-- DATA ROWS start --

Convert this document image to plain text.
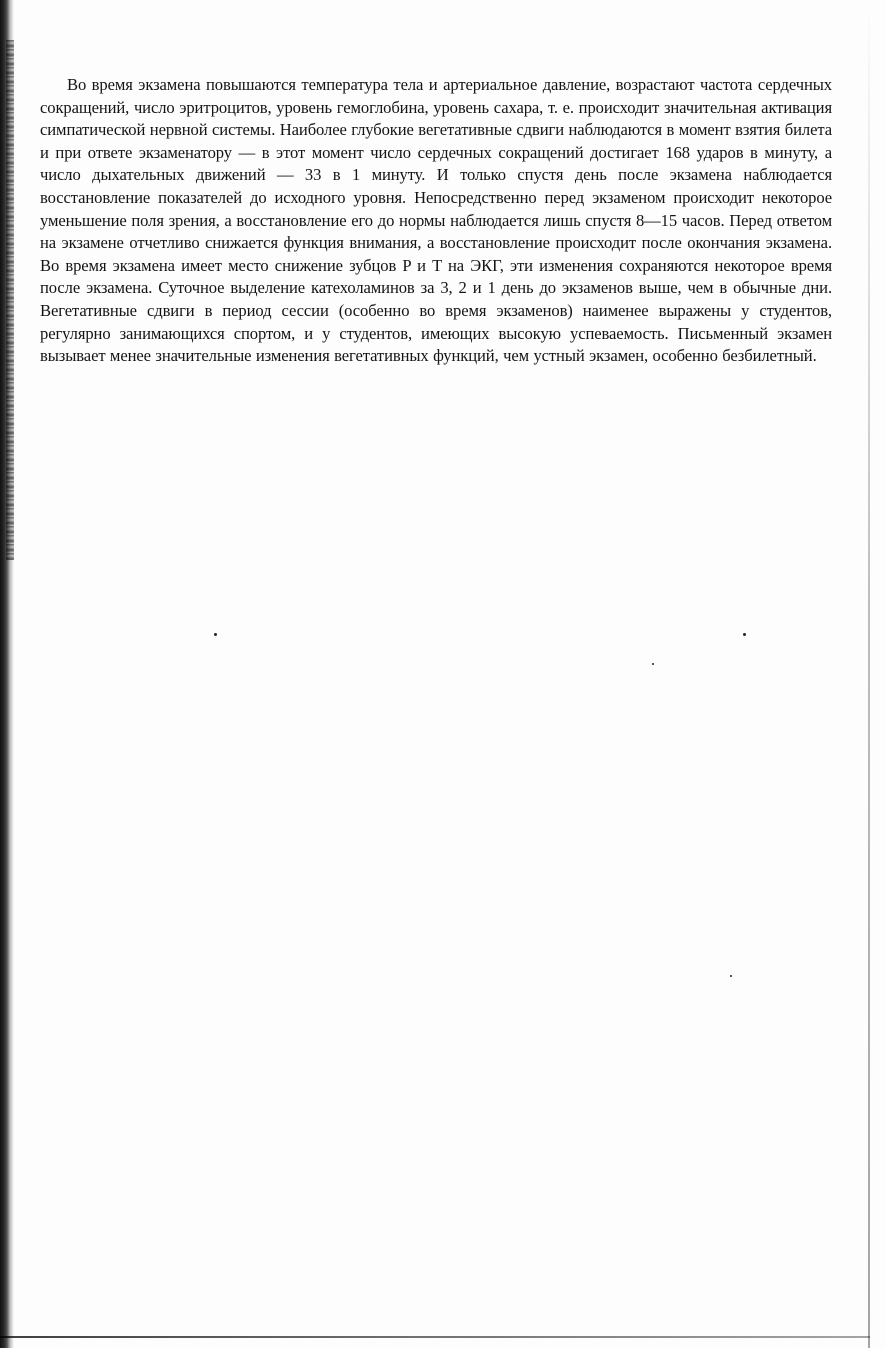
Во время экзамена повышаются температура тела и артериальное давление, возрастают частота сердечных сокращений, число эритроцитов, уровень гемоглобина, уровень сахара, т. е. происходит значительная активация симпатической нервной системы. Наиболее глубокие вегетативные сдвиги наблюдаются в момент взятия билета и при ответе экзаменатору — в этот момент число сердечных сокращений достигает 168 ударов в минуту, а число дыхательных движений — 33 в 1 минуту. И только спустя день после экзамена наблюдается восстановление показателей до исходного уровня. Непосредственно перед экзаменом происходит некоторое уменьшение поля зрения, а восстановление его до нормы наблюдается лишь спустя 8—15 часов. Перед ответом на экзамене отчетливо снижается функция внимания, а восстановление происходит после окончания экзамена. Во время экзамена имеет место снижение зубцов P и T на ЭКГ, эти изменения сохраняются некоторое время после экзамена. Суточное выделение катехоламинов за 3, 2 и 1 день до экзаменов выше, чем в обычные дни. Вегетативные сдвиги в период сессии (особенно во время экзаменов) наименее выражены у студентов, регулярно занимающихся спортом, и у студентов, имеющих высокую успеваемость. Письменный экзамен вызывает менее значительные изменения вегетативных функций, чем устный экзамен, особенно безбилетный.
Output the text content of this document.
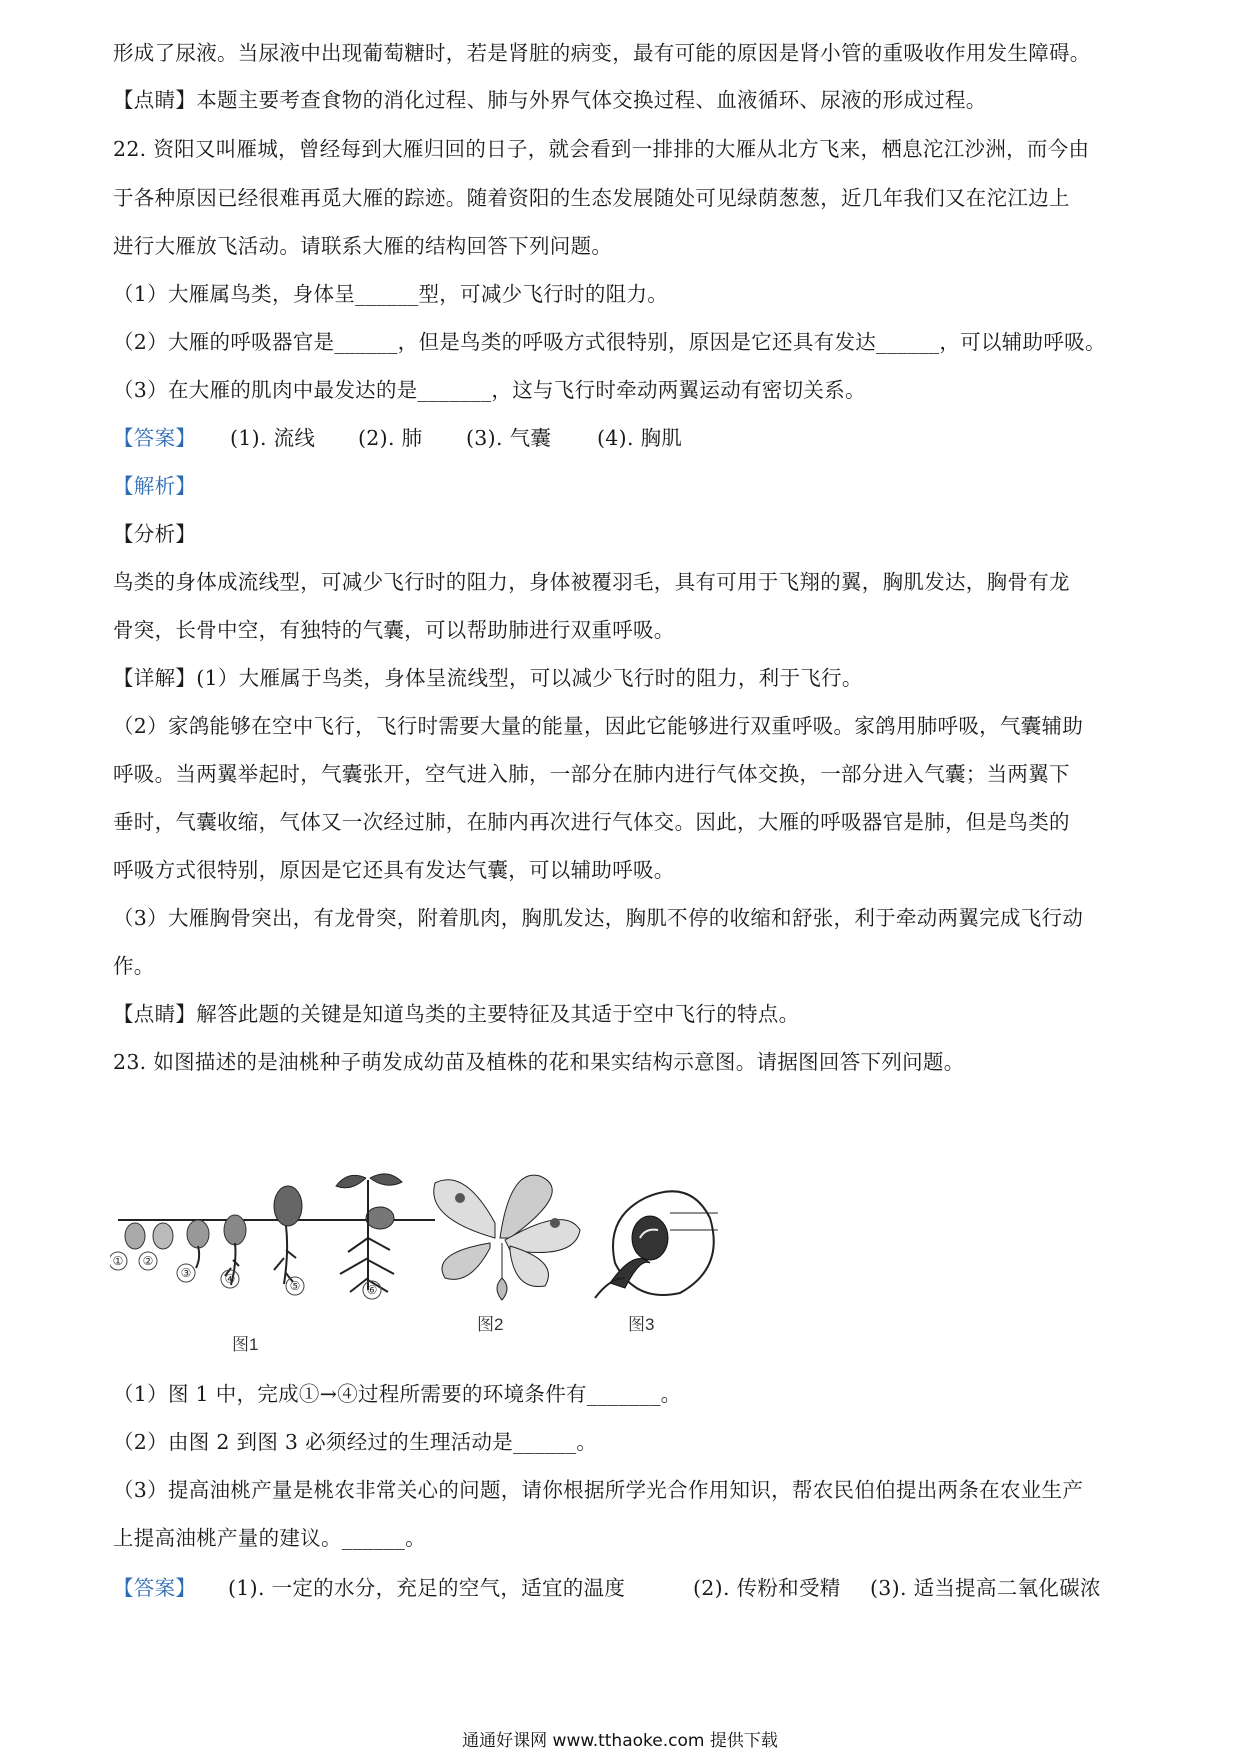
形成了尿液。当尿液中出现葡萄糖时，若是肾脏的病变，最有可能的原因是肾小管的重吸收作用发生障碍。
【点睛】本题主要考查食物的消化过程、肺与外界气体交换过程、血液循环、尿液的形成过程。
22. 资阳又叫雁城，曾经每到大雁归回的日子，就会看到一排排的大雁从北方飞来，栖息沱江沙洲，而今由
于各种原因已经很难再觅大雁的踪迹。随着资阳的生态发展随处可见绿荫葱葱，近几年我们又在沱江边上
进行大雁放飞活动。请联系大雁的结构回答下列问题。
（1）大雁属鸟类，身体呈______型，可减少飞行时的阻力。
（2）大雁的呼吸器官是______，但是鸟类的呼吸方式很特别，原因是它还具有发达______，可以辅助呼吸。
（3）在大雁的肌肉中最发达的是_______，这与飞行时牵动两翼运动有密切关系。
【答案】 (1). 流线 (2). 肺 (3). 气囊 (4). 胸肌
【解析】
【分析】
鸟类的身体成流线型，可减少飞行时的阻力，身体被覆羽毛，具有可用于飞翔的翼，胸肌发达，胸骨有龙
骨突，长骨中空，有独特的气囊，可以帮助肺进行双重呼吸。
【详解】(1）大雁属于鸟类，身体呈流线型，可以减少飞行时的阻力，利于飞行。
（2）家鸽能够在空中飞行，飞行时需要大量的能量，因此它能够进行双重呼吸。家鸽用肺呼吸，气囊辅助
呼吸。当两翼举起时，气囊张开，空气进入肺，一部分在肺内进行气体交换，一部分进入气囊；当两翼下
垂时，气囊收缩，气体又一次经过肺，在肺内再次进行气体交。因此，大雁的呼吸器官是肺，但是鸟类的
呼吸方式很特别，原因是它还具有发达气囊，可以辅助呼吸。
（3）大雁胸骨突出，有龙骨突，附着肌肉，胸肌发达，胸肌不停的收缩和舒张，利于牵动两翼完成飞行动
作。
【点睛】解答此题的关键是知道鸟类的主要特征及其适于空中飞行的特点。
23. 如图描述的是油桃种子萌发成幼苗及植株的花和果实结构示意图。请据图回答下列问题。
① ②
③	④	⑤	⑥
图1
图2	图3
（1）图 1 中，完成①→④过程所需要的环境条件有_______。
（2）由图 2 到图 3 必须经过的生理活动是______。
（3）提高油桃产量是桃农非常关心的问题，请你根据所学光合作用知识，帮农民伯伯提出两条在农业生产
上提高油桃产量的建议。______。
【答案】 (1). 一定的水分，充足的空气，适宜的温度	(2). 传粉和受精 (3). 适当提高二氧化碳浓
通通好课网 www.tthaoke.com 提供下载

-- DATA ROWS end --

> _WHAT NEEDS TO BE DONE_
Any pictures should be dropped; transcribe the rest of the records above exactly.

> _THE COMPLETED TASK_
Convert this document image to plain text.
Во время экзамена повышаются температура тела и артериальное давление, возрастают частота сердечных сокращений, число эритроцитов, уровень гемоглобина, уровень сахара, т. е. происходит значительная активация симпатической нервной системы. Наиболее глубокие вегетативные сдвиги наблюдаются в момент взятия билета и при ответе экзаменатору — в этот момент число сердечных сокращений достигает 168 ударов в минуту, а число дыхательных движений — 33 в 1 минуту. И только спустя день после экзамена наблюдается восстановление показателей до исходного уровня. Непосредственно перед экзаменом происходит некоторое уменьшение поля зрения, а восстановление его до нормы наблюдается лишь спустя 8—15 часов. Перед ответом на экзамене отчетливо снижается функция внимания, а восстановление происходит после окончания экзамена. Во время экзамена имеет место снижение зубцов P и T на ЭКГ, эти изменения сохраняются некоторое время после экзамена. Суточное выделение катехоламинов за 3, 2 и 1 день до экзаменов выше, чем в обычные дни. Вегетативные сдвиги в период сессии (особенно во время экзаменов) наименее выражены у студентов, регулярно занимающихся спортом, и у студентов, имеющих высокую успеваемость. Письменный экзамен вызывает менее значительные изменения вегетативных функций, чем устный экзамен, особенно безбилетный.
Output the text content of this document.
形成了尿液。当尿液中出现葡萄糖时，若是肾脏的病变，最有可能的原因是肾小管的重吸收作用发生障碍。
【点睛】本题主要考查食物的消化过程、肺与外界气体交换过程、血液循环、尿液的形成过程。
22. 资阳又叫雁城，曾经每到大雁归回的日子，就会看到一排排的大雁从北方飞来，栖息沱江沙洲，而今由
于各种原因已经很难再觅大雁的踪迹。随着资阳的生态发展随处可见绿荫葱葱，近几年我们又在沱江边上
进行大雁放飞活动。请联系大雁的结构回答下列问题。
（1）大雁属鸟类，身体呈______型，可减少飞行时的阻力。
（2）大雁的呼吸器官是______，但是鸟类的呼吸方式很特别，原因是它还具有发达______，可以辅助呼吸。
（3）在大雁的肌肉中最发达的是_______，这与飞行时牵动两翼运动有密切关系。
【答案】 (1). 流线 (2). 肺 (3). 气囊 (4). 胸肌
【解析】
【分析】
鸟类的身体成流线型，可减少飞行时的阻力，身体被覆羽毛，具有可用于飞翔的翼，胸肌发达，胸骨有龙
骨突，长骨中空，有独特的气囊，可以帮助肺进行双重呼吸。
【详解】(1）大雁属于鸟类，身体呈流线型，可以减少飞行时的阻力，利于飞行。
（2）家鸽能够在空中飞行，飞行时需要大量的能量，因此它能够进行双重呼吸。家鸽用肺呼吸，气囊辅助
呼吸。当两翼举起时，气囊张开，空气进入肺，一部分在肺内进行气体交换，一部分进入气囊；当两翼下
垂时，气囊收缩，气体又一次经过肺，在肺内再次进行气体交。因此，大雁的呼吸器官是肺，但是鸟类的
呼吸方式很特别，原因是它还具有发达气囊，可以辅助呼吸。
（3）大雁胸骨突出，有龙骨突，附着肌肉，胸肌发达，胸肌不停的收缩和舒张，利于牵动两翼完成飞行动
作。
【点睛】解答此题的关键是知道鸟类的主要特征及其适于空中飞行的特点。
23. 如图描述的是油桃种子萌发成幼苗及植株的花和果实结构示意图。请据图回答下列问题。
① ②
③	④	⑤	⑥
图1
图2	图3
（1）图 1 中，完成①→④过程所需要的环境条件有_______。
（2）由图 2 到图 3 必须经过的生理活动是______。
（3）提高油桃产量是桃农非常关心的问题，请你根据所学光合作用知识，帮农民伯伯提出两条在农业生产
上提高油桃产量的建议。______。
【答案】 (1). 一定的水分，充足的空气，适宜的温度	(2). 传粉和受精 (3). 适当提高二氧化碳浓
通通好课网 www.tthaoke.com 提供下载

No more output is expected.